> Your instructions:
The records below should be written out again, exactly.

--- Start Provided entries ---

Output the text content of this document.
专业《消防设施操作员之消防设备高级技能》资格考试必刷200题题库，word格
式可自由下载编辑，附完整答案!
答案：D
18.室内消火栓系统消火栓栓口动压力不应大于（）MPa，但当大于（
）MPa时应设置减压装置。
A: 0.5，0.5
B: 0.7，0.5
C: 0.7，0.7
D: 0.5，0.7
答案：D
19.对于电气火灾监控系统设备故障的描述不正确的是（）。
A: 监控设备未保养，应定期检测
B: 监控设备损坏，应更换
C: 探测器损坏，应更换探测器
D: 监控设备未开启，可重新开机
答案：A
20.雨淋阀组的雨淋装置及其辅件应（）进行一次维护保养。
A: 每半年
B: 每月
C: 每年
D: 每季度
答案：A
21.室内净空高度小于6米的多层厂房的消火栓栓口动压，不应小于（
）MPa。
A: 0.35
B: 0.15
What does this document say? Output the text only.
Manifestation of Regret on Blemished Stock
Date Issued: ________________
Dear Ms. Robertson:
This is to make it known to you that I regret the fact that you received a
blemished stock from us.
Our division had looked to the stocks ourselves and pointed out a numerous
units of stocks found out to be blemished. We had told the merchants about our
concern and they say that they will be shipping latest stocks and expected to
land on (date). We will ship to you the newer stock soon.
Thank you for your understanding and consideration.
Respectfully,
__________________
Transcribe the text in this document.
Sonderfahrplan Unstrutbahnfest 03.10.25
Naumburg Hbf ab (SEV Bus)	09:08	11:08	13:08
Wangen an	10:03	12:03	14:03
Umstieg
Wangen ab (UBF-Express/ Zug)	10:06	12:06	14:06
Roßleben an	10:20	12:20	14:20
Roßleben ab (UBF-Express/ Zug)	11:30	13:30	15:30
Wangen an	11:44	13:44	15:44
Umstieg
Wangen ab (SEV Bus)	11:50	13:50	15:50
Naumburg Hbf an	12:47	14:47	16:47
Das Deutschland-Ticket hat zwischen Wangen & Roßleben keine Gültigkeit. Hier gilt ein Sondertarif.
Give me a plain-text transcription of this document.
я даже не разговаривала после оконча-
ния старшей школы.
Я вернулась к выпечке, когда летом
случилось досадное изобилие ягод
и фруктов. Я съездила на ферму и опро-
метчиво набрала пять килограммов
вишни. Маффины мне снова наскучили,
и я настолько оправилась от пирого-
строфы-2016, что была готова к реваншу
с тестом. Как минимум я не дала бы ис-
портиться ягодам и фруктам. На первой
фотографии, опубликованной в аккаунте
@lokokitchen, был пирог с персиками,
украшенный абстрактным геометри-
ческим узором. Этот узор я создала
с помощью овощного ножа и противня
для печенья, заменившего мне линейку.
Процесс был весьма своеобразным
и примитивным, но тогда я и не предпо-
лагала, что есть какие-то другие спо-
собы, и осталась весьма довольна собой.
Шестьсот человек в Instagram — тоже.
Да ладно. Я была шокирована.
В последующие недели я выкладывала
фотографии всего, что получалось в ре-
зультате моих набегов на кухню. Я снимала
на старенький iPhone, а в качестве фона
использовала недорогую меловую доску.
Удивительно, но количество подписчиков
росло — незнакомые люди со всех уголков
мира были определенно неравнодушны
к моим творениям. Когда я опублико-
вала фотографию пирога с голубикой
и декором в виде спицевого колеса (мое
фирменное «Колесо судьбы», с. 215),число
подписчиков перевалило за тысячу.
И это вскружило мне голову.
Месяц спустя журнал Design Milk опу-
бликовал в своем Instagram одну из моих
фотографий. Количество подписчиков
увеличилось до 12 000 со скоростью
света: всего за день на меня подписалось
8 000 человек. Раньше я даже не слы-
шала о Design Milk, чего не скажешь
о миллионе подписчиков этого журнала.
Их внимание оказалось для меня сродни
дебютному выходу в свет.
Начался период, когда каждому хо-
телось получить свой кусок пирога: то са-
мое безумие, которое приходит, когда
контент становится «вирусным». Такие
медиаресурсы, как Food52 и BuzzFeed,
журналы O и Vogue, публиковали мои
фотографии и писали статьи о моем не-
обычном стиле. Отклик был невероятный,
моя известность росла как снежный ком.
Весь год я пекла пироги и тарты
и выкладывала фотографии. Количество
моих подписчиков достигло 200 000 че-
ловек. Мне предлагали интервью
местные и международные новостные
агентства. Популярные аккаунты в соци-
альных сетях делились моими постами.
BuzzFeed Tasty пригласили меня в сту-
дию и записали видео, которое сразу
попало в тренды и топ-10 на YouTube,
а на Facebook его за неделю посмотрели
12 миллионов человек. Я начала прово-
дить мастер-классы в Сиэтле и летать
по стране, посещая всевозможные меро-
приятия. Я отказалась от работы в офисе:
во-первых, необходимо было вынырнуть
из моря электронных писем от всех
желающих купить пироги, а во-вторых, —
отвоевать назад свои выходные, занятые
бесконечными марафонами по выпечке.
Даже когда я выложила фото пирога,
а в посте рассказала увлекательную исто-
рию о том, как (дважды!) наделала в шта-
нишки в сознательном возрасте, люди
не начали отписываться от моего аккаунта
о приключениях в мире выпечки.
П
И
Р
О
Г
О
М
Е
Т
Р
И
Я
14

--- End Provided entries ---

> Written solution:
Output the text content of this document.
专业《消防设施操作员之消防设备高级技能》资格考试必刷200题题库，word格
式可自由下载编辑，附完整答案!
答案：D
18.室内消火栓系统消火栓栓口动压力不应大于（）MPa，但当大于（
）MPa时应设置减压装置。
A: 0.5，0.5
B: 0.7，0.5
C: 0.7，0.7
D: 0.5，0.7
答案：D
19.对于电气火灾监控系统设备故障的描述不正确的是（）。
A: 监控设备未保养，应定期检测
B: 监控设备损坏，应更换
C: 探测器损坏，应更换探测器
D: 监控设备未开启，可重新开机
答案：A
20.雨淋阀组的雨淋装置及其辅件应（）进行一次维护保养。
A: 每半年
B: 每月
C: 每年
D: 每季度
答案：A
21.室内净空高度小于6米的多层厂房的消火栓栓口动压，不应小于（
）MPa。
A: 0.35
B: 0.15
What does this document say? Output the text only.
Manifestation of Regret on Blemished Stock
Date Issued: ________________
Dear Ms. Robertson:
This is to make it known to you that I regret the fact that you received a
blemished stock from us.
Our division had looked to the stocks ourselves and pointed out a numerous
units of stocks found out to be blemished. We had told the merchants about our
concern and they say that they will be shipping latest stocks and expected to
land on (date). We will ship to you the newer stock soon.
Thank you for your understanding and consideration.
Respectfully,
__________________
Transcribe the text in this document.
Sonderfahrplan Unstrutbahnfest 03.10.25
Naumburg Hbf ab (SEV Bus)	09:08	11:08	13:08
Wangen an	10:03	12:03	14:03
Umstieg
Wangen ab (UBF-Express/ Zug)	10:06	12:06	14:06
Roßleben an	10:20	12:20	14:20
Roßleben ab (UBF-Express/ Zug)	11:30	13:30	15:30
Wangen an	11:44	13:44	15:44
Umstieg
Wangen ab (SEV Bus)	11:50	13:50	15:50
Naumburg Hbf an	12:47	14:47	16:47
Das Deutschland-Ticket hat zwischen Wangen & Roßleben keine Gültigkeit. Hier gilt ein Sondertarif.
Give me a plain-text transcription of this document.
я даже не разговаривала после оконча-
ния старшей школы.
Я вернулась к выпечке, когда летом
случилось досадное изобилие ягод
и фруктов. Я съездила на ферму и опро-
метчиво набрала пять килограммов
вишни. Маффины мне снова наскучили,
и я настолько оправилась от пирого-
строфы-2016, что была готова к реваншу
с тестом. Как минимум я не дала бы ис-
портиться ягодам и фруктам. На первой
фотографии, опубликованной в аккаунте
@lokokitchen, был пирог с персиками,
украшенный абстрактным геометри-
ческим узором. Этот узор я создала
с помощью овощного ножа и противня
для печенья, заменившего мне линейку.
Процесс был весьма своеобразным
и примитивным, но тогда я и не предпо-
лагала, что есть какие-то другие спо-
собы, и осталась весьма довольна собой.
Шестьсот человек в Instagram — тоже.
Да ладно. Я была шокирована.
В последующие недели я выкладывала
фотографии всего, что получалось в ре-
зультате моих набегов на кухню. Я снимала
на старенький iPhone, а в качестве фона
использовала недорогую меловую доску.
Удивительно, но количество подписчиков
росло — незнакомые люди со всех уголков
мира были определенно неравнодушны
к моим творениям. Когда я опублико-
вала фотографию пирога с голубикой
и декором в виде спицевого колеса (мое
фирменное «Колесо судьбы», с. 215),число
подписчиков перевалило за тысячу.
И это вскружило мне голову.
Месяц спустя журнал Design Milk опу-
бликовал в своем Instagram одну из моих
фотографий. Количество подписчиков
увеличилось до 12 000 со скоростью
света: всего за день на меня подписалось
8 000 человек. Раньше я даже не слы-
шала о Design Milk, чего не скажешь
о миллионе подписчиков этого журнала.
Их внимание оказалось для меня сродни
дебютному выходу в свет.
Начался период, когда каждому хо-
телось получить свой кусок пирога: то са-
мое безумие, которое приходит, когда
контент становится «вирусным». Такие
медиаресурсы, как Food52 и BuzzFeed,
журналы O и Vogue, публиковали мои
фотографии и писали статьи о моем не-
обычном стиле. Отклик был невероятный,
моя известность росла как снежный ком.
Весь год я пекла пироги и тарты
и выкладывала фотографии. Количество
моих подписчиков достигло 200 000 че-
ловек. Мне предлагали интервью
местные и международные новостные
агентства. Популярные аккаунты в соци-
альных сетях делились моими постами.
BuzzFeed Tasty пригласили меня в сту-
дию и записали видео, которое сразу
попало в тренды и топ-10 на YouTube,
а на Facebook его за неделю посмотрели
12 миллионов человек. Я начала прово-
дить мастер-классы в Сиэтле и летать
по стране, посещая всевозможные меро-
приятия. Я отказалась от работы в офисе:
во-первых, необходимо было вынырнуть
из моря электронных писем от всех
желающих купить пироги, а во-вторых, —
отвоевать назад свои выходные, занятые
бесконечными марафонами по выпечке.
Даже когда я выложила фото пирога,
а в посте рассказала увлекательную исто-
рию о том, как (дважды!) наделала в шта-
нишки в сознательном возрасте, люди
не начали отписываться от моего аккаунта
о приключениях в мире выпечки.
П
И
Р
О
Г
О
М
Е
Т
Р
И
Я
14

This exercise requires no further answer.